▸ What you have to do: Copy each line in the data that includes the word "name".

▸ Extracted information:
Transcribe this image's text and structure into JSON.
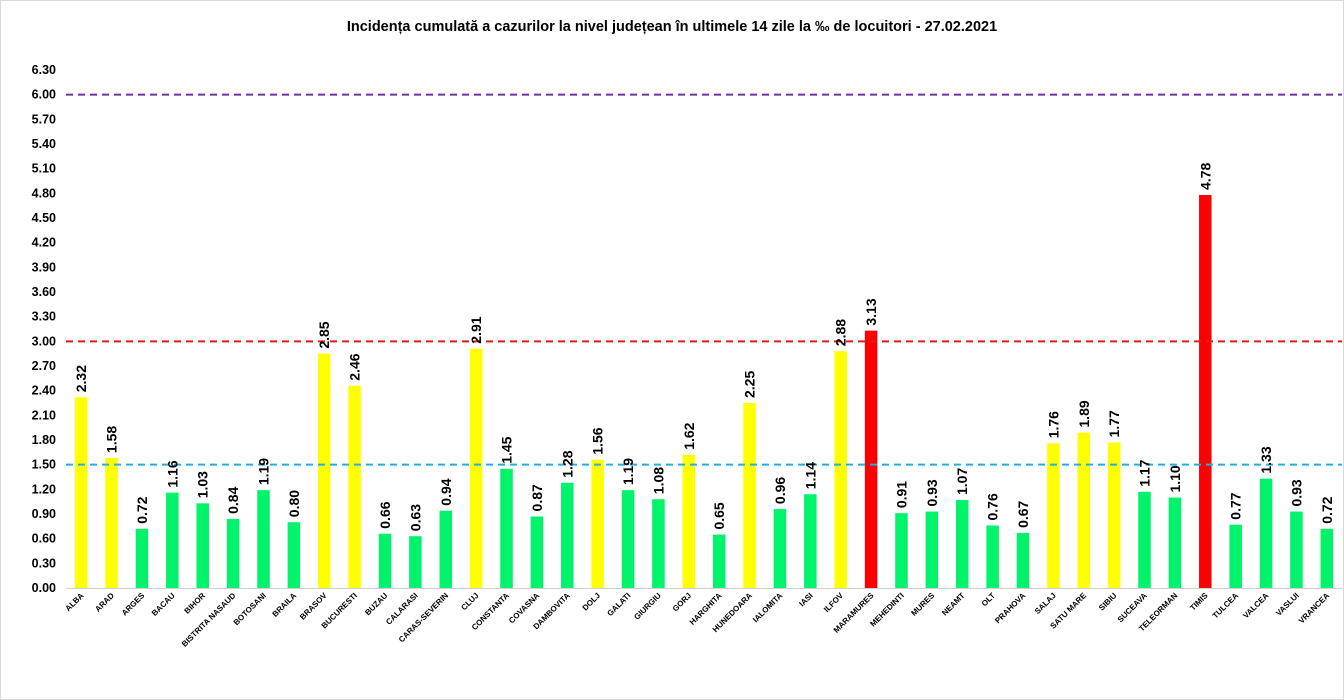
{
  "chart_data": {
    "type": "bar",
    "title": "Incidența cumulată a cazurilor la nivel județean în ultimele 14 zile la ‰ de locuitori - 27.02.2021",
    "xlabel": "",
    "ylabel": "",
    "ylim": [
      0,
      6.3
    ],
    "ytick_step": 0.3,
    "y_tick_labels": [
      "0.00",
      "0.30",
      "0.60",
      "0.90",
      "1.20",
      "1.50",
      "1.80",
      "2.10",
      "2.40",
      "2.70",
      "3.00",
      "3.30",
      "3.60",
      "3.90",
      "4.20",
      "4.50",
      "4.80",
      "5.10",
      "5.40",
      "5.70",
      "6.00",
      "6.30"
    ],
    "grid": false,
    "legend": "none",
    "categories": [
      "ALBA",
      "ARAD",
      "ARGES",
      "BACAU",
      "BIHOR",
      "BISTRITA NASAUD",
      "BOTOSANI",
      "BRAILA",
      "BRASOV",
      "BUCURESTI",
      "BUZAU",
      "CALARASI",
      "CARAS-SEVERIN",
      "CLUJ",
      "CONSTANTA",
      "COVASNA",
      "DAMBOVITA",
      "DOLJ",
      "GALATI",
      "GIURGIU",
      "GORJ",
      "HARGHITA",
      "HUNEDOARA",
      "IALOMITA",
      "IASI",
      "ILFOV",
      "MARAMURES",
      "MEHEDINTI",
      "MURES",
      "NEAMT",
      "OLT",
      "PRAHOVA",
      "SALAJ",
      "SATU MARE",
      "SIBIU",
      "SUCEAVA",
      "TELEORMAN",
      "TIMIS",
      "TULCEA",
      "VALCEA",
      "VASLUI",
      "VRANCEA"
    ],
    "values": [
      2.32,
      1.58,
      0.72,
      1.16,
      1.03,
      0.84,
      1.19,
      0.8,
      2.85,
      2.46,
      0.66,
      0.63,
      0.94,
      2.91,
      1.45,
      0.87,
      1.28,
      1.56,
      1.19,
      1.08,
      1.62,
      0.65,
      2.25,
      0.96,
      1.14,
      2.88,
      3.13,
      0.91,
      0.93,
      1.07,
      0.76,
      0.67,
      1.76,
      1.89,
      1.77,
      1.17,
      1.1,
      4.78,
      0.77,
      1.33,
      0.93,
      0.72
    ],
    "value_labels": [
      "2.32",
      "1.58",
      "0.72",
      "1.16",
      "1.03",
      "0.84",
      "1.19",
      "0.80",
      "2.85",
      "2.46",
      "0.66",
      "0.63",
      "0.94",
      "2.91",
      "1.45",
      "0.87",
      "1.28",
      "1.56",
      "1.19",
      "1.08",
      "1.62",
      "0.65",
      "2.25",
      "0.96",
      "1.14",
      "2.88",
      "3.13",
      "0.91",
      "0.93",
      "1.07",
      "0.76",
      "0.67",
      "1.76",
      "1.89",
      "1.77",
      "1.17",
      "1.10",
      "4.78",
      "0.77",
      "1.33",
      "0.93",
      "0.72"
    ],
    "reference_lines": [
      {
        "value": 6.0,
        "color": "#7030a0",
        "style": "dashed"
      },
      {
        "value": 3.0,
        "color": "#e41a1a",
        "style": "dashed"
      },
      {
        "value": 1.5,
        "color": "#1fb0e6",
        "style": "dashed"
      }
    ],
    "colors": {
      "green": "#00f36b",
      "yellow": "#ffff00",
      "red": "#ff0000"
    }
  }
}
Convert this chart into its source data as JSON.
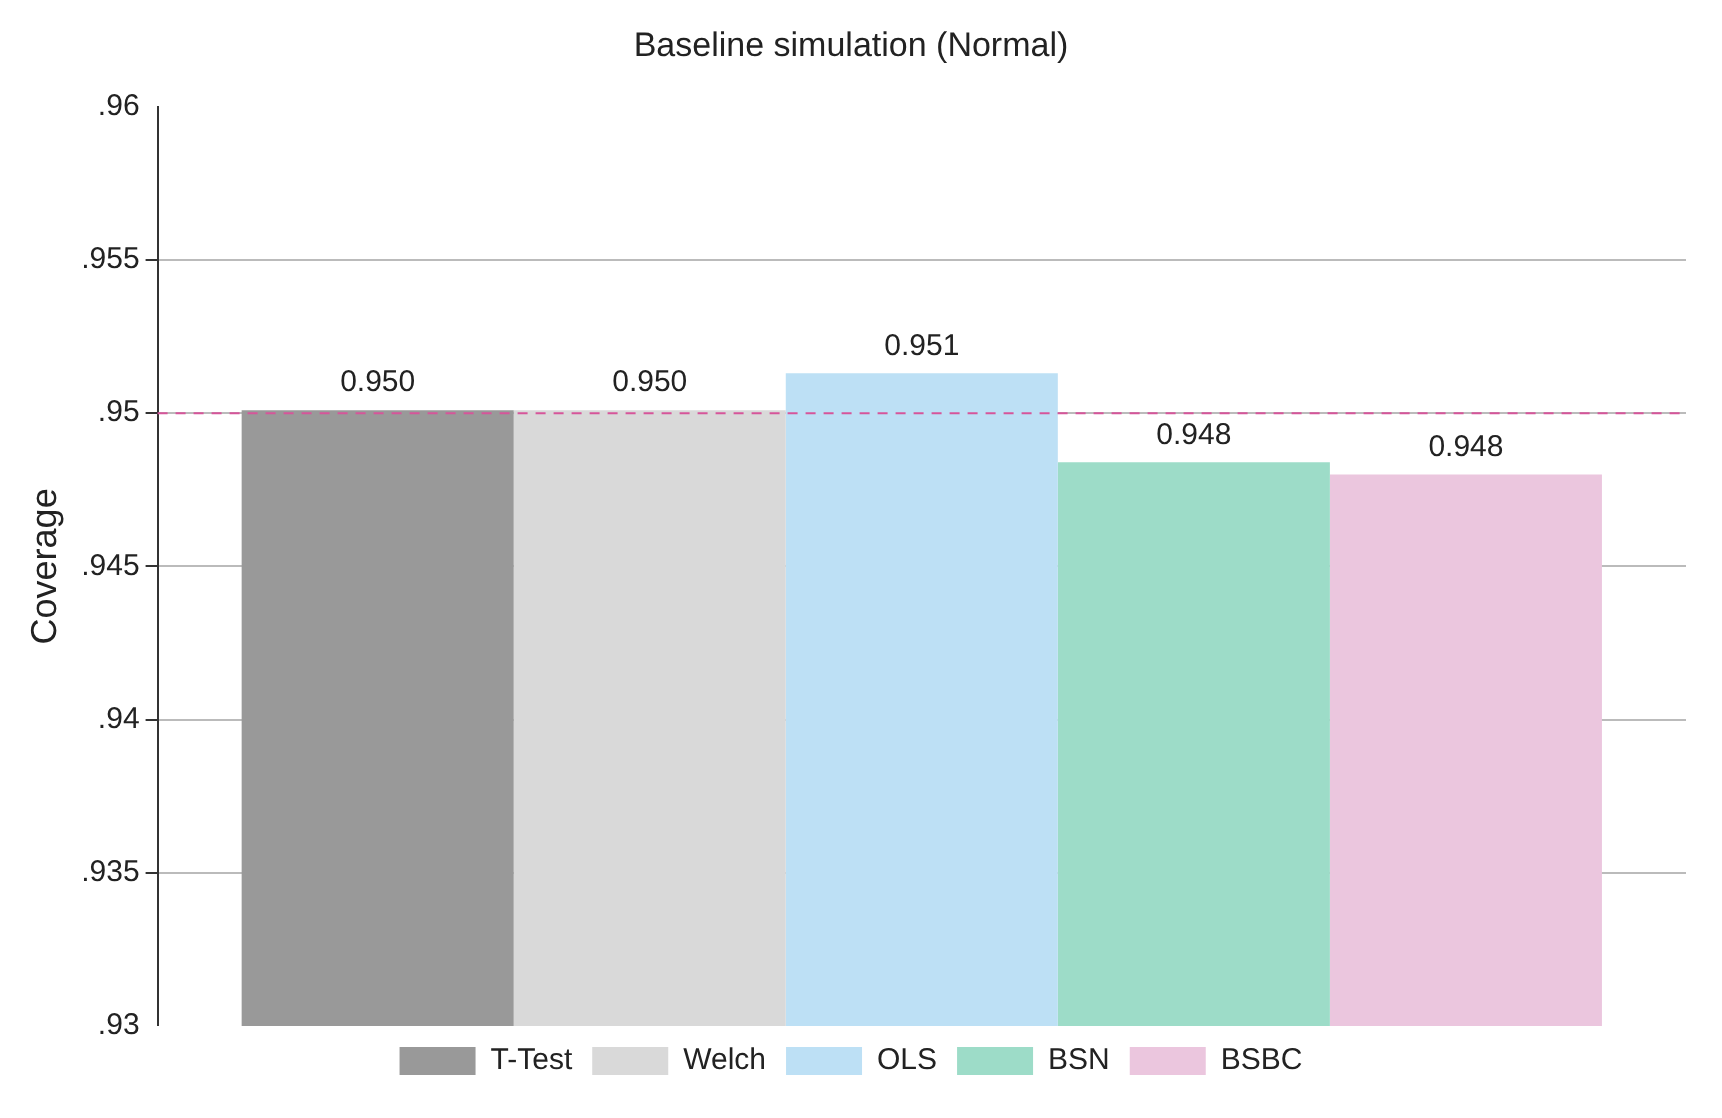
{
  "chart_data": {
    "type": "bar",
    "title": "Baseline simulation (Normal)",
    "ylabel": "Coverage",
    "categories": [
      null
    ],
    "series": [
      {
        "name": "T-Test",
        "color": "#999999",
        "values": [
          0.9501
        ],
        "value_labels": [
          "0.950"
        ]
      },
      {
        "name": "Welch",
        "color": "#d9d9d9",
        "values": [
          0.9501
        ],
        "value_labels": [
          "0.950"
        ]
      },
      {
        "name": "OLS",
        "color": "#bde0f5",
        "values": [
          0.9513
        ],
        "value_labels": [
          "0.951"
        ]
      },
      {
        "name": "BSN",
        "color": "#9ddcc8",
        "values": [
          0.9484
        ],
        "value_labels": [
          "0.948"
        ]
      },
      {
        "name": "BSBC",
        "color": "#ebc6de",
        "values": [
          0.948
        ],
        "value_labels": [
          "0.948"
        ]
      }
    ],
    "ylim": [
      0.93,
      0.96
    ],
    "yticks": [
      {
        "value": 0.93,
        "label": ".93"
      },
      {
        "value": 0.935,
        "label": ".935"
      },
      {
        "value": 0.94,
        "label": ".94"
      },
      {
        "value": 0.945,
        "label": ".945"
      },
      {
        "value": 0.95,
        "label": ".95"
      },
      {
        "value": 0.955,
        "label": ".955"
      },
      {
        "value": 0.96,
        "label": ".96"
      }
    ],
    "grid": "y",
    "legend": "bottom",
    "ref_lines": [
      {
        "axis": "y",
        "value": 0.95,
        "color": "#d6559a",
        "line_style": "dashed"
      }
    ]
  }
}
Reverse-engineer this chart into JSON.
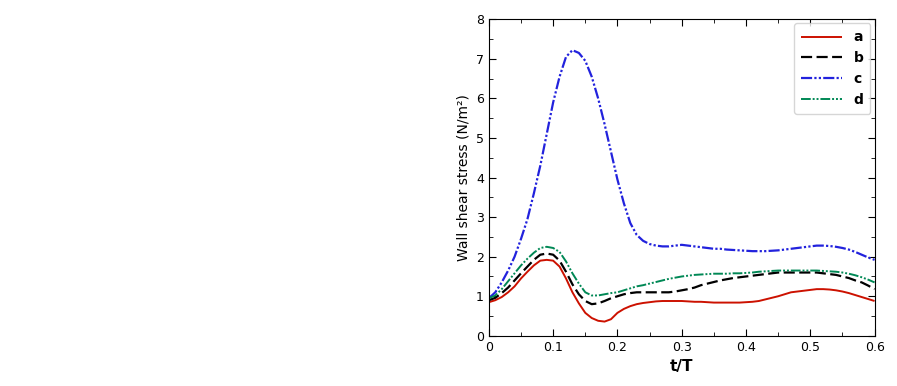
{
  "title": "",
  "xlabel": "t/T",
  "ylabel": "Wall shear stress (N/m²)",
  "xlim": [
    0,
    0.6
  ],
  "ylim": [
    0,
    8
  ],
  "xticks": [
    0,
    0.1,
    0.2,
    0.3,
    0.4,
    0.5,
    0.6
  ],
  "yticks": [
    0,
    1,
    2,
    3,
    4,
    5,
    6,
    7,
    8
  ],
  "series": {
    "a": {
      "color": "#cc1100",
      "linewidth": 1.4,
      "x": [
        0.0,
        0.01,
        0.02,
        0.03,
        0.04,
        0.05,
        0.06,
        0.07,
        0.08,
        0.09,
        0.1,
        0.11,
        0.12,
        0.13,
        0.14,
        0.15,
        0.16,
        0.17,
        0.18,
        0.19,
        0.2,
        0.21,
        0.22,
        0.23,
        0.24,
        0.25,
        0.26,
        0.27,
        0.28,
        0.29,
        0.3,
        0.31,
        0.32,
        0.33,
        0.34,
        0.35,
        0.36,
        0.37,
        0.38,
        0.39,
        0.4,
        0.41,
        0.42,
        0.43,
        0.44,
        0.45,
        0.46,
        0.47,
        0.48,
        0.49,
        0.5,
        0.51,
        0.52,
        0.53,
        0.54,
        0.55,
        0.56,
        0.57,
        0.58,
        0.59,
        0.6
      ],
      "y": [
        0.85,
        0.9,
        0.98,
        1.1,
        1.25,
        1.45,
        1.62,
        1.78,
        1.9,
        1.92,
        1.9,
        1.75,
        1.45,
        1.1,
        0.82,
        0.58,
        0.45,
        0.38,
        0.36,
        0.42,
        0.58,
        0.68,
        0.75,
        0.8,
        0.83,
        0.85,
        0.87,
        0.88,
        0.88,
        0.88,
        0.88,
        0.87,
        0.86,
        0.86,
        0.85,
        0.84,
        0.84,
        0.84,
        0.84,
        0.84,
        0.85,
        0.86,
        0.88,
        0.92,
        0.96,
        1.0,
        1.05,
        1.1,
        1.12,
        1.14,
        1.16,
        1.18,
        1.18,
        1.17,
        1.15,
        1.12,
        1.08,
        1.03,
        0.98,
        0.93,
        0.88
      ]
    },
    "b": {
      "color": "#000000",
      "linewidth": 1.6,
      "x": [
        0.0,
        0.01,
        0.02,
        0.03,
        0.04,
        0.05,
        0.06,
        0.07,
        0.08,
        0.09,
        0.1,
        0.11,
        0.12,
        0.13,
        0.14,
        0.15,
        0.16,
        0.17,
        0.18,
        0.19,
        0.2,
        0.21,
        0.22,
        0.23,
        0.24,
        0.25,
        0.26,
        0.27,
        0.28,
        0.29,
        0.3,
        0.31,
        0.32,
        0.33,
        0.34,
        0.35,
        0.36,
        0.37,
        0.38,
        0.39,
        0.4,
        0.41,
        0.42,
        0.43,
        0.44,
        0.45,
        0.46,
        0.47,
        0.48,
        0.49,
        0.5,
        0.51,
        0.52,
        0.53,
        0.54,
        0.55,
        0.56,
        0.57,
        0.58,
        0.59,
        0.6
      ],
      "y": [
        0.9,
        0.96,
        1.08,
        1.22,
        1.4,
        1.58,
        1.75,
        1.92,
        2.05,
        2.08,
        2.05,
        1.9,
        1.62,
        1.3,
        1.05,
        0.88,
        0.8,
        0.82,
        0.88,
        0.95,
        1.0,
        1.05,
        1.08,
        1.1,
        1.1,
        1.1,
        1.1,
        1.1,
        1.1,
        1.12,
        1.15,
        1.18,
        1.22,
        1.28,
        1.32,
        1.36,
        1.4,
        1.43,
        1.46,
        1.48,
        1.5,
        1.52,
        1.54,
        1.56,
        1.58,
        1.6,
        1.6,
        1.6,
        1.6,
        1.6,
        1.6,
        1.6,
        1.58,
        1.56,
        1.54,
        1.5,
        1.46,
        1.4,
        1.35,
        1.27,
        1.18
      ]
    },
    "c": {
      "color": "#2222dd",
      "linewidth": 1.6,
      "x": [
        0.0,
        0.01,
        0.02,
        0.03,
        0.04,
        0.05,
        0.06,
        0.07,
        0.08,
        0.09,
        0.1,
        0.11,
        0.12,
        0.13,
        0.14,
        0.15,
        0.16,
        0.17,
        0.18,
        0.19,
        0.2,
        0.21,
        0.22,
        0.23,
        0.24,
        0.25,
        0.26,
        0.27,
        0.28,
        0.29,
        0.3,
        0.31,
        0.32,
        0.33,
        0.34,
        0.35,
        0.36,
        0.37,
        0.38,
        0.39,
        0.4,
        0.41,
        0.42,
        0.43,
        0.44,
        0.45,
        0.46,
        0.47,
        0.48,
        0.49,
        0.5,
        0.51,
        0.52,
        0.53,
        0.54,
        0.55,
        0.56,
        0.57,
        0.58,
        0.59,
        0.6
      ],
      "y": [
        0.95,
        1.1,
        1.35,
        1.65,
        2.0,
        2.45,
        2.95,
        3.6,
        4.3,
        5.1,
        5.9,
        6.55,
        7.05,
        7.22,
        7.15,
        6.95,
        6.55,
        6.0,
        5.35,
        4.65,
        3.95,
        3.35,
        2.85,
        2.55,
        2.4,
        2.32,
        2.28,
        2.26,
        2.26,
        2.28,
        2.3,
        2.28,
        2.26,
        2.24,
        2.22,
        2.2,
        2.2,
        2.18,
        2.17,
        2.16,
        2.15,
        2.14,
        2.14,
        2.14,
        2.15,
        2.16,
        2.18,
        2.2,
        2.22,
        2.24,
        2.26,
        2.28,
        2.28,
        2.27,
        2.25,
        2.22,
        2.18,
        2.12,
        2.05,
        1.98,
        1.92
      ]
    },
    "d": {
      "color": "#008855",
      "linewidth": 1.4,
      "x": [
        0.0,
        0.01,
        0.02,
        0.03,
        0.04,
        0.05,
        0.06,
        0.07,
        0.08,
        0.09,
        0.1,
        0.11,
        0.12,
        0.13,
        0.14,
        0.15,
        0.16,
        0.17,
        0.18,
        0.19,
        0.2,
        0.21,
        0.22,
        0.23,
        0.24,
        0.25,
        0.26,
        0.27,
        0.28,
        0.29,
        0.3,
        0.31,
        0.32,
        0.33,
        0.34,
        0.35,
        0.36,
        0.37,
        0.38,
        0.39,
        0.4,
        0.41,
        0.42,
        0.43,
        0.44,
        0.45,
        0.46,
        0.47,
        0.48,
        0.49,
        0.5,
        0.51,
        0.52,
        0.53,
        0.54,
        0.55,
        0.56,
        0.57,
        0.58,
        0.59,
        0.6
      ],
      "y": [
        0.95,
        1.02,
        1.18,
        1.38,
        1.58,
        1.78,
        1.95,
        2.1,
        2.22,
        2.25,
        2.22,
        2.12,
        1.88,
        1.58,
        1.32,
        1.1,
        1.02,
        1.02,
        1.05,
        1.08,
        1.1,
        1.15,
        1.2,
        1.25,
        1.28,
        1.32,
        1.36,
        1.4,
        1.44,
        1.47,
        1.5,
        1.52,
        1.54,
        1.55,
        1.56,
        1.57,
        1.57,
        1.57,
        1.58,
        1.58,
        1.59,
        1.6,
        1.62,
        1.63,
        1.64,
        1.65,
        1.65,
        1.65,
        1.65,
        1.65,
        1.65,
        1.65,
        1.64,
        1.63,
        1.62,
        1.6,
        1.57,
        1.53,
        1.48,
        1.42,
        1.35
      ]
    }
  },
  "legend_labels": [
    "a",
    "b",
    "c",
    "d"
  ],
  "legend_colors": [
    "#cc1100",
    "#000000",
    "#2222dd",
    "#008855"
  ]
}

▸ Output:
        "name": "T-Test",
        "name": "Welch",
        "name": "OLS",
        "name": "BSN",
        "name": "BSBC",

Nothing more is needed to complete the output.